The records below must be output exactly, without pictures.
— Begin —
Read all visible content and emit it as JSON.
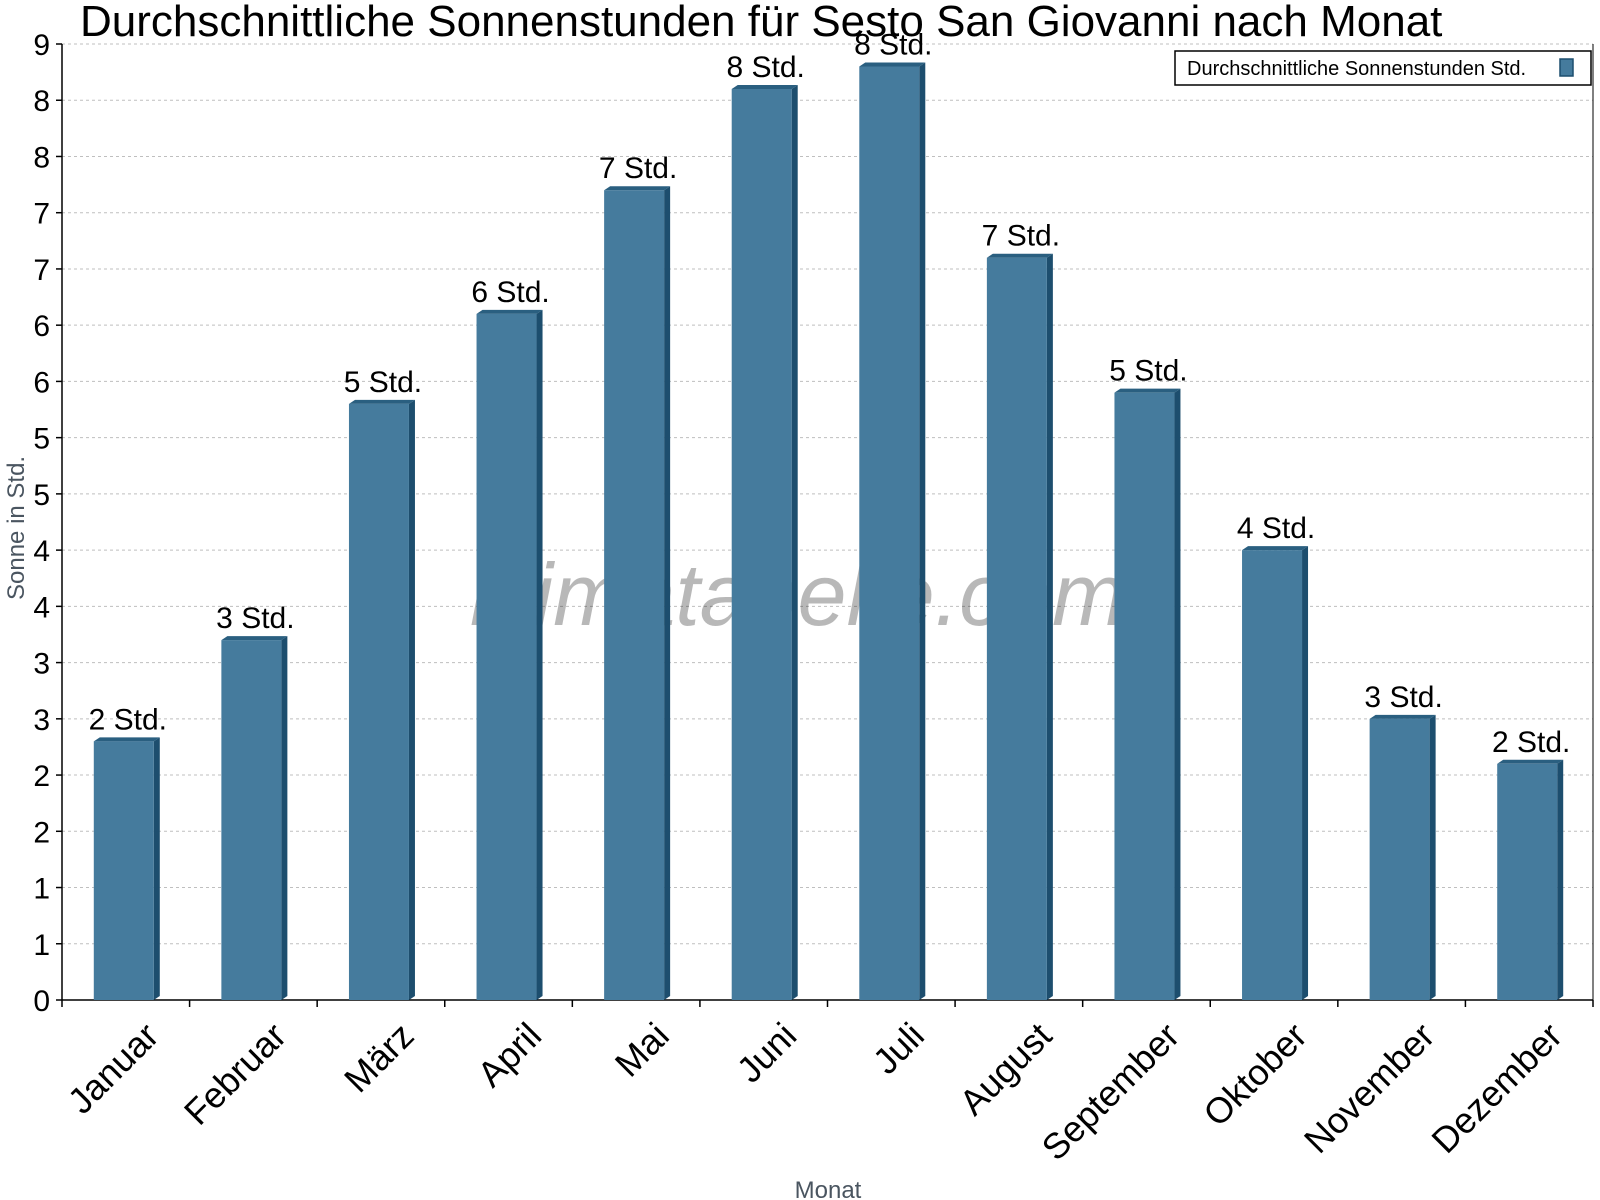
{
  "chart_data": {
    "type": "bar",
    "title": "Durchschnittliche Sonnenstunden für Sesto San Giovanni nach Monat",
    "xlabel": "Monat",
    "ylabel": "Sonne in Std.",
    "categories": [
      "Januar",
      "Februar",
      "März",
      "April",
      "Mai",
      "Juni",
      "Juli",
      "August",
      "September",
      "Oktober",
      "November",
      "Dezember"
    ],
    "series": [
      {
        "name": "Durchschnittliche Sonnenstunden Std.",
        "values": [
          2.3,
          3.2,
          5.3,
          6.1,
          7.2,
          8.1,
          8.3,
          6.6,
          5.4,
          4.0,
          2.5,
          2.1
        ],
        "labels": [
          "2 Std.",
          "3 Std.",
          "5 Std.",
          "6 Std.",
          "7 Std.",
          "8 Std.",
          "8 Std.",
          "7 Std.",
          "5 Std.",
          "4 Std.",
          "3 Std.",
          "2 Std."
        ]
      }
    ],
    "ylim": [
      0,
      8.5
    ],
    "yticks": [
      0,
      0.5,
      1,
      1.5,
      2,
      2.5,
      3,
      3.5,
      4,
      4.5,
      5,
      5.5,
      6,
      6.5,
      7,
      7.5,
      8,
      8.5
    ],
    "ytick_labels": [
      "0",
      "1",
      "1",
      "2",
      "2",
      "3",
      "3",
      "4",
      "4",
      "5",
      "5",
      "6",
      "6",
      "7",
      "7",
      "8",
      "8",
      "9"
    ],
    "grid": true,
    "legend_position": "top-right",
    "watermark": "klimatabelle.com",
    "colors": {
      "bar_front": "#457b9d",
      "bar_side": "#1d4e6e",
      "bar_top": "#2a5f80",
      "grid": "#bfbfbf",
      "axis": "#000000"
    }
  }
}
— End —
> _TASK RESPONSE_:
Read all visible content and emit it as JSON.
{
  "chart_data": {
    "type": "bar",
    "title": "Durchschnittliche Sonnenstunden für Sesto San Giovanni nach Monat",
    "xlabel": "Monat",
    "ylabel": "Sonne in Std.",
    "categories": [
      "Januar",
      "Februar",
      "März",
      "April",
      "Mai",
      "Juni",
      "Juli",
      "August",
      "September",
      "Oktober",
      "November",
      "Dezember"
    ],
    "series": [
      {
        "name": "Durchschnittliche Sonnenstunden Std.",
        "values": [
          2.3,
          3.2,
          5.3,
          6.1,
          7.2,
          8.1,
          8.3,
          6.6,
          5.4,
          4.0,
          2.5,
          2.1
        ],
        "labels": [
          "2 Std.",
          "3 Std.",
          "5 Std.",
          "6 Std.",
          "7 Std.",
          "8 Std.",
          "8 Std.",
          "7 Std.",
          "5 Std.",
          "4 Std.",
          "3 Std.",
          "2 Std."
        ]
      }
    ],
    "ylim": [
      0,
      8.5
    ],
    "yticks": [
      0,
      0.5,
      1,
      1.5,
      2,
      2.5,
      3,
      3.5,
      4,
      4.5,
      5,
      5.5,
      6,
      6.5,
      7,
      7.5,
      8,
      8.5
    ],
    "ytick_labels": [
      "0",
      "1",
      "1",
      "2",
      "2",
      "3",
      "3",
      "4",
      "4",
      "5",
      "5",
      "6",
      "6",
      "7",
      "7",
      "8",
      "8",
      "9"
    ],
    "grid": true,
    "legend_position": "top-right",
    "watermark": "klimatabelle.com",
    "colors": {
      "bar_front": "#457b9d",
      "bar_side": "#1d4e6e",
      "bar_top": "#2a5f80",
      "grid": "#bfbfbf",
      "axis": "#000000"
    }
  }
}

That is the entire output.